Copy each line below exactly and leave the pictures out.

Dataset records
┏━━

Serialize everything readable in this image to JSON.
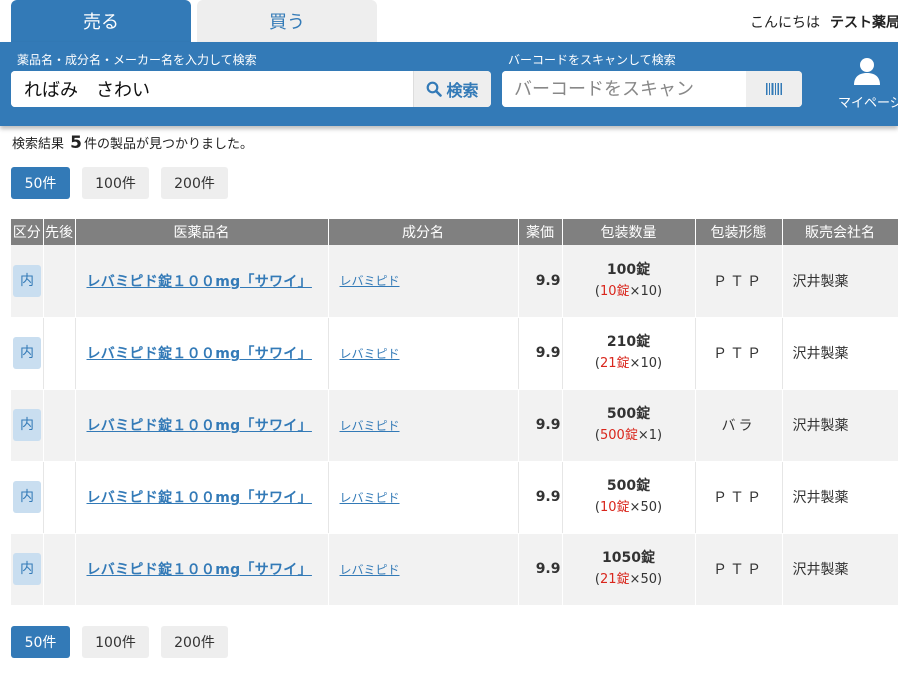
{
  "tabs": {
    "sell": "売る",
    "buy": "買う"
  },
  "user": {
    "greeting": "こんにちは",
    "pharmacy": "テスト薬局"
  },
  "search": {
    "label": "薬品名・成分名・メーカー名を入力して検索",
    "value": "ればみ　さわい",
    "button": "検索"
  },
  "barcode": {
    "label": "バーコードをスキャンして検索",
    "placeholder": "バーコードをスキャン"
  },
  "mypage": {
    "label": "マイページ"
  },
  "summary": {
    "prefix": "検索結果",
    "count": "5",
    "suffix": "件の製品が見つかりました。"
  },
  "perpage": [
    "50件",
    "100件",
    "200件"
  ],
  "table": {
    "headers": [
      "区分",
      "先後",
      "医薬品名",
      "成分名",
      "薬価",
      "包装数量",
      "包装形態",
      "販売会社名"
    ],
    "rows": [
      {
        "category": "内",
        "order": "",
        "name": "レバミピド錠１００mg「サワイ」",
        "ingredient": "レバミピド",
        "price": "9.9",
        "qty_total": "100錠",
        "qty_unit": "10錠",
        "qty_mult": "×10",
        "form": "ＰＴＰ",
        "maker": "沢井製薬"
      },
      {
        "category": "内",
        "order": "",
        "name": "レバミピド錠１００mg「サワイ」",
        "ingredient": "レバミピド",
        "price": "9.9",
        "qty_total": "210錠",
        "qty_unit": "21錠",
        "qty_mult": "×10",
        "form": "ＰＴＰ",
        "maker": "沢井製薬"
      },
      {
        "category": "内",
        "order": "",
        "name": "レバミピド錠１００mg「サワイ」",
        "ingredient": "レバミピド",
        "price": "9.9",
        "qty_total": "500錠",
        "qty_unit": "500錠",
        "qty_mult": "×1",
        "form": "バラ",
        "maker": "沢井製薬"
      },
      {
        "category": "内",
        "order": "",
        "name": "レバミピド錠１００mg「サワイ」",
        "ingredient": "レバミピド",
        "price": "9.9",
        "qty_total": "500錠",
        "qty_unit": "10錠",
        "qty_mult": "×50",
        "form": "ＰＴＰ",
        "maker": "沢井製薬"
      },
      {
        "category": "内",
        "order": "",
        "name": "レバミピド錠１００mg「サワイ」",
        "ingredient": "レバミピド",
        "price": "9.9",
        "qty_total": "1050錠",
        "qty_unit": "21錠",
        "qty_mult": "×50",
        "form": "ＰＴＰ",
        "maker": "沢井製薬"
      }
    ]
  },
  "icons": {
    "search": "search-icon",
    "barcode": "barcode-icon",
    "user": "user-icon"
  },
  "colors": {
    "primary": "#337ab7",
    "header_bg": "#337ab7",
    "table_header": "#808080",
    "qty_highlight": "#d9261c",
    "badge_bg": "#c9def0"
  }
}
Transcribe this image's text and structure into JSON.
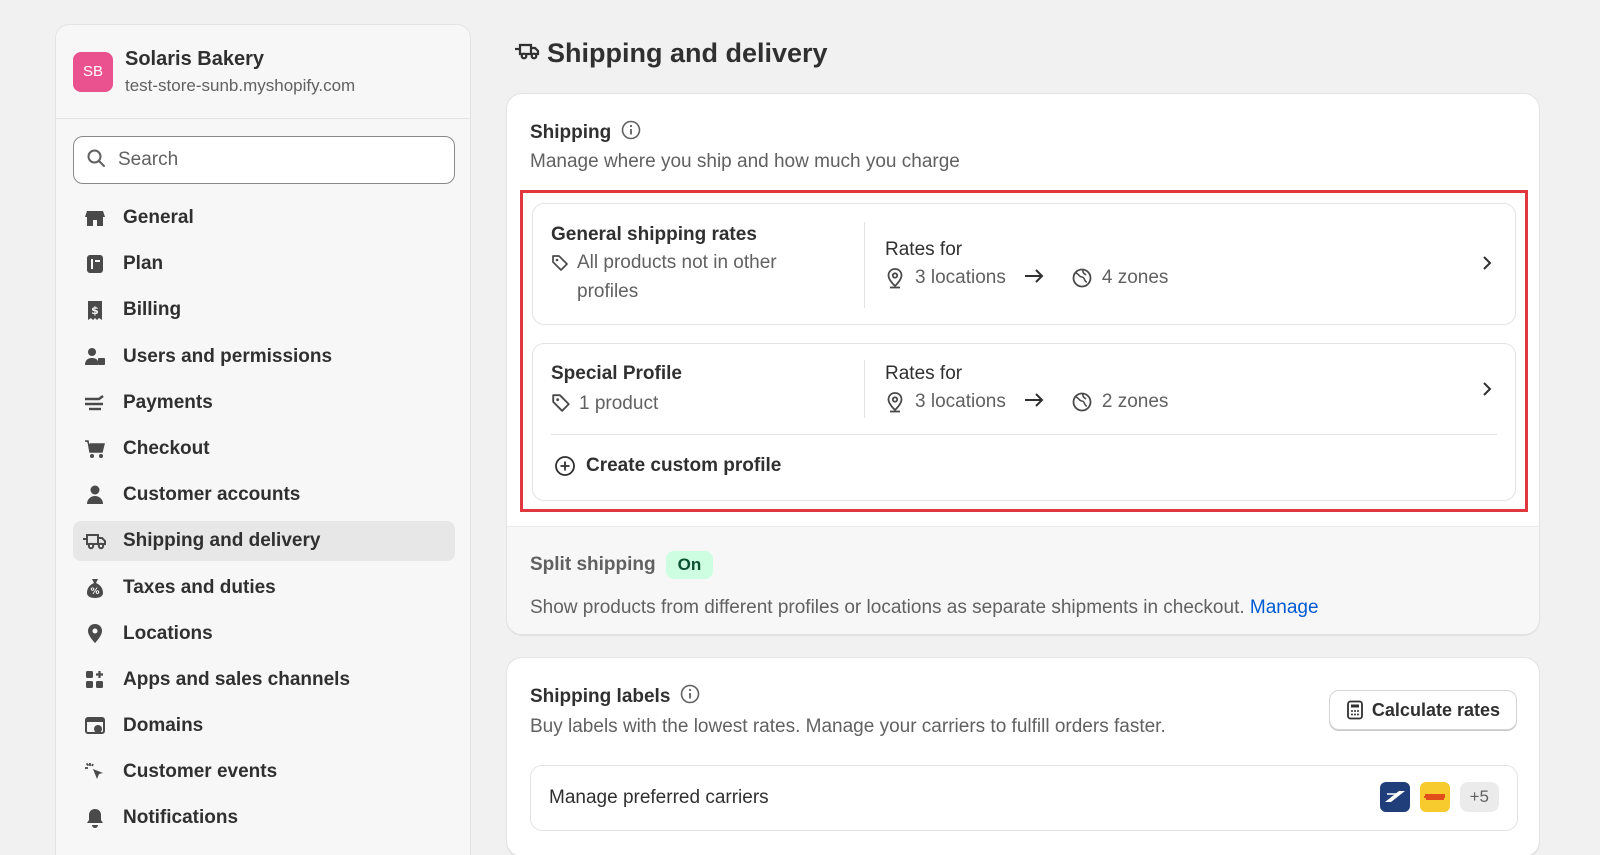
{
  "store": {
    "initials": "SB",
    "name": "Solaris Bakery",
    "url": "test-store-sunb.myshopify.com",
    "avatar_color": "#e9518f"
  },
  "search": {
    "placeholder": "Search",
    "icon": "search-icon"
  },
  "sidebar": {
    "items": [
      {
        "label": "General",
        "icon": "store-icon"
      },
      {
        "label": "Plan",
        "icon": "plan-icon"
      },
      {
        "label": "Billing",
        "icon": "receipt-dollar-icon"
      },
      {
        "label": "Users and permissions",
        "icon": "users-icon"
      },
      {
        "label": "Payments",
        "icon": "payments-icon"
      },
      {
        "label": "Checkout",
        "icon": "cart-icon"
      },
      {
        "label": "Customer accounts",
        "icon": "person-icon"
      },
      {
        "label": "Shipping and delivery",
        "icon": "truck-icon",
        "active": true
      },
      {
        "label": "Taxes and duties",
        "icon": "tax-icon"
      },
      {
        "label": "Locations",
        "icon": "location-icon"
      },
      {
        "label": "Apps and sales channels",
        "icon": "apps-icon"
      },
      {
        "label": "Domains",
        "icon": "domains-icon"
      },
      {
        "label": "Customer events",
        "icon": "cursor-click-icon"
      },
      {
        "label": "Notifications",
        "icon": "bell-icon"
      }
    ]
  },
  "page": {
    "title": "Shipping and delivery"
  },
  "shipping": {
    "title": "Shipping",
    "subtitle": "Manage where you ship and how much you charge",
    "profiles": [
      {
        "name": "General shipping rates",
        "desc_line1": "All products not in other",
        "desc_line2": "profiles",
        "rates_for": "Rates for",
        "locations": "3 locations",
        "zones": "4 zones"
      },
      {
        "name": "Special Profile",
        "desc_line1": "1 product",
        "rates_for": "Rates for",
        "locations": "3 locations",
        "zones": "2 zones"
      }
    ],
    "create_label": "Create custom profile"
  },
  "split": {
    "title": "Split shipping",
    "badge": "On",
    "description": "Show products from different profiles or locations as separate shipments in checkout.",
    "link": "Manage"
  },
  "labels": {
    "title": "Shipping labels",
    "subtitle": "Buy labels with the lowest rates. Manage your carriers to fulfill orders faster.",
    "button": "Calculate rates",
    "carriers_label": "Manage preferred carriers",
    "carrier_logos": [
      "usps-logo-icon",
      "dhl-logo-icon"
    ],
    "more_carriers": "+5"
  },
  "colors": {
    "highlight": "#e0383e",
    "link": "#005bd3",
    "badge_bg": "#cdfee1"
  }
}
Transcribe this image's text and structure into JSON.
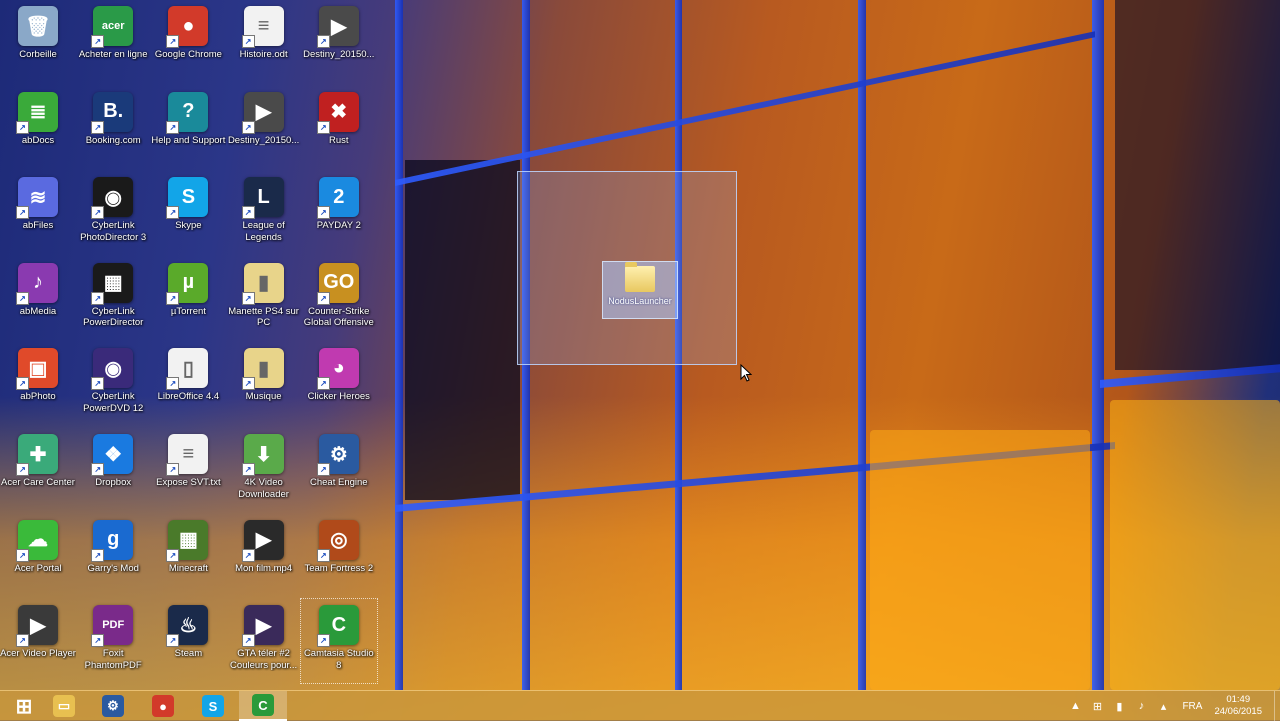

┗━━

EXERCISE RESPONSE
Serialize everything readable in this image to JSON.
{
  "tabs": {
    "sell": "売る",
    "buy": "買う"
  },
  "user": {
    "greeting": "こんにちは",
    "pharmacy": "テスト薬局"
  },
  "search": {
    "label": "薬品名・成分名・メーカー名を入力して検索",
    "value": "ればみ　さわい",
    "button": "検索"
  },
  "barcode": {
    "label": "バーコードをスキャンして検索",
    "placeholder": "バーコードをスキャン"
  },
  "mypage": {
    "label": "マイページ"
  },
  "summary": {
    "prefix": "検索結果",
    "count": "5",
    "suffix": "件の製品が見つかりました。"
  },
  "perpage": [
    "50件",
    "100件",
    "200件"
  ],
  "table": {
    "headers": [
      "区分",
      "先後",
      "医薬品名",
      "成分名",
      "薬価",
      "包装数量",
      "包装形態",
      "販売会社名"
    ],
    "rows": [
      {
        "category": "内",
        "order": "",
        "name": "レバミピド錠１００mg「サワイ」",
        "ingredient": "レバミピド",
        "price": "9.9",
        "qty_total": "100錠",
        "qty_unit": "10錠",
        "qty_mult": "×10",
        "form": "ＰＴＰ",
        "maker": "沢井製薬"
      },
      {
        "category": "内",
        "order": "",
        "name": "レバミピド錠１００mg「サワイ」",
        "ingredient": "レバミピド",
        "price": "9.9",
        "qty_total": "210錠",
        "qty_unit": "21錠",
        "qty_mult": "×10",
        "form": "ＰＴＰ",
        "maker": "沢井製薬"
      },
      {
        "category": "内",
        "order": "",
        "name": "レバミピド錠１００mg「サワイ」",
        "ingredient": "レバミピド",
        "price": "9.9",
        "qty_total": "500錠",
        "qty_unit": "500錠",
        "qty_mult": "×1",
        "form": "バラ",
        "maker": "沢井製薬"
      },
      {
        "category": "内",
        "order": "",
        "name": "レバミピド錠１００mg「サワイ」",
        "ingredient": "レバミピド",
        "price": "9.9",
        "qty_total": "500錠",
        "qty_unit": "10錠",
        "qty_mult": "×50",
        "form": "ＰＴＰ",
        "maker": "沢井製薬"
      },
      {
        "category": "内",
        "order": "",
        "name": "レバミピド錠１００mg「サワイ」",
        "ingredient": "レバミピド",
        "price": "9.9",
        "qty_total": "1050錠",
        "qty_unit": "21錠",
        "qty_mult": "×50",
        "form": "ＰＴＰ",
        "maker": "沢井製薬"
      }
    ]
  },
  "icons": {
    "search": "search-icon",
    "barcode": "barcode-icon",
    "user": "user-icon"
  },
  "colors": {
    "primary": "#337ab7",
    "header_bg": "#337ab7",
    "table_header": "#808080",
    "qty_highlight": "#d9261c",
    "badge_bg": "#c9def0"
  }
}
Transcribe this image's text and structure into JSON.
{
  "store": {
    "initials": "SB",
    "name": "Solaris Bakery",
    "url": "test-store-sunb.myshopify.com",
    "avatar_color": "#e9518f"
  },
  "search": {
    "placeholder": "Search",
    "icon": "search-icon"
  },
  "sidebar": {
    "items": [
      {
        "label": "General",
        "icon": "store-icon"
      },
      {
        "label": "Plan",
        "icon": "plan-icon"
      },
      {
        "label": "Billing",
        "icon": "receipt-dollar-icon"
      },
      {
        "label": "Users and permissions",
        "icon": "users-icon"
      },
      {
        "label": "Payments",
        "icon": "payments-icon"
      },
      {
        "label": "Checkout",
        "icon": "cart-icon"
      },
      {
        "label": "Customer accounts",
        "icon": "person-icon"
      },
      {
        "label": "Shipping and delivery",
        "icon": "truck-icon",
        "active": true
      },
      {
        "label": "Taxes and duties",
        "icon": "tax-icon"
      },
      {
        "label": "Locations",
        "icon": "location-icon"
      },
      {
        "label": "Apps and sales channels",
        "icon": "apps-icon"
      },
      {
        "label": "Domains",
        "icon": "domains-icon"
      },
      {
        "label": "Customer events",
        "icon": "cursor-click-icon"
      },
      {
        "label": "Notifications",
        "icon": "bell-icon"
      }
    ]
  },
  "page": {
    "title": "Shipping and delivery"
  },
  "shipping": {
    "title": "Shipping",
    "subtitle": "Manage where you ship and how much you charge",
    "profiles": [
      {
        "name": "General shipping rates",
        "desc_line1": "All products not in other",
        "desc_line2": "profiles",
        "rates_for": "Rates for",
        "locations": "3 locations",
        "zones": "4 zones"
      },
      {
        "name": "Special Profile",
        "desc_line1": "1 product",
        "rates_for": "Rates for",
        "locations": "3 locations",
        "zones": "2 zones"
      }
    ],
    "create_label": "Create custom profile"
  },
  "split": {
    "title": "Split shipping",
    "badge": "On",
    "description": "Show products from different profiles or locations as separate shipments in checkout.",
    "link": "Manage"
  },
  "labels": {
    "title": "Shipping labels",
    "subtitle": "Buy labels with the lowest rates. Manage your carriers to fulfill orders faster.",
    "button": "Calculate rates",
    "carriers_label": "Manage preferred carriers",
    "carrier_logos": [
      "usps-logo-icon",
      "dhl-logo-icon"
    ],
    "more_carriers": "+5"
  },
  "colors": {
    "highlight": "#e0383e",
    "link": "#005bd3",
    "badge_bg": "#cdfee1"
  }
}
Transcribe this image's text and structure into JSON.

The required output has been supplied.